[Stored dataset items]
[start]

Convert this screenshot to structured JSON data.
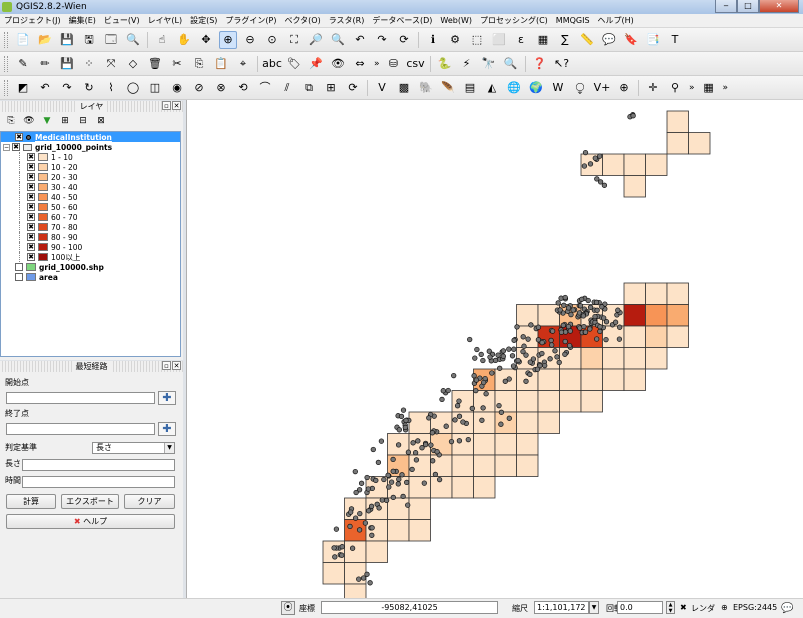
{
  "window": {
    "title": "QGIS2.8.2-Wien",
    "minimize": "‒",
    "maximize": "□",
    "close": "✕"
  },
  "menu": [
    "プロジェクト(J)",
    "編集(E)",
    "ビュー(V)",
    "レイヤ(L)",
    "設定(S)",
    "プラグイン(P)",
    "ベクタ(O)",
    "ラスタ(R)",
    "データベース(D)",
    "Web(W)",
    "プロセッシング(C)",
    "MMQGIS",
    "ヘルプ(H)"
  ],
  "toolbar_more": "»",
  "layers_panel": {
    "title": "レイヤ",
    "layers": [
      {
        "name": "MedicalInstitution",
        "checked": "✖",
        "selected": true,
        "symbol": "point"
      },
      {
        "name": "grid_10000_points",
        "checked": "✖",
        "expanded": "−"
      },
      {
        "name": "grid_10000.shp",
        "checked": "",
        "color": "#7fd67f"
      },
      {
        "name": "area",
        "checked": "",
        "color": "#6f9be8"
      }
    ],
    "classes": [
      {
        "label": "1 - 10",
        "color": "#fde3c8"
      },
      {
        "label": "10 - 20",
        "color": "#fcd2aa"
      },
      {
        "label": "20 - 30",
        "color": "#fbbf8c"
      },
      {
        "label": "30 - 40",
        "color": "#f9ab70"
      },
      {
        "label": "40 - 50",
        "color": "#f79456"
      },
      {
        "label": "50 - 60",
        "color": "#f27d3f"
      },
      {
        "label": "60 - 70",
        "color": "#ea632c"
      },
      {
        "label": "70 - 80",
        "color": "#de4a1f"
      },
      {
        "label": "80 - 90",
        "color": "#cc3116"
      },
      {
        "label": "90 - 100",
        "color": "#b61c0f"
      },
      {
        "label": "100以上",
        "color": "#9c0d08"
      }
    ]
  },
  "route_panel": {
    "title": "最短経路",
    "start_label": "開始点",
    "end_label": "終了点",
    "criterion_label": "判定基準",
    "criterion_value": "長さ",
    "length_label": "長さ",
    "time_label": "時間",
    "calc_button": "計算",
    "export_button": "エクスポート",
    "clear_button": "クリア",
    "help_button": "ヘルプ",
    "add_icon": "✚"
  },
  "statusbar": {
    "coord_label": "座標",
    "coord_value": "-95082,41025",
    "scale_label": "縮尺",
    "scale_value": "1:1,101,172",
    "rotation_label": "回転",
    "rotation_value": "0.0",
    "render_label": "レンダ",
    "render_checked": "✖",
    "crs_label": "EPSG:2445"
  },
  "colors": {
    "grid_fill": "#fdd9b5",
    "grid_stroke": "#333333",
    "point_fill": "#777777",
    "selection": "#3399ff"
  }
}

[end]

**SHORT EXERCISE**
Extract each line holding the word "name" from the records.

**SOLUTION TO THE PROBLEM**
        "name": "MedicalInstitution",
        "name": "grid_10000_points",
        "name": "grid_10000.shp",
        "name": "area",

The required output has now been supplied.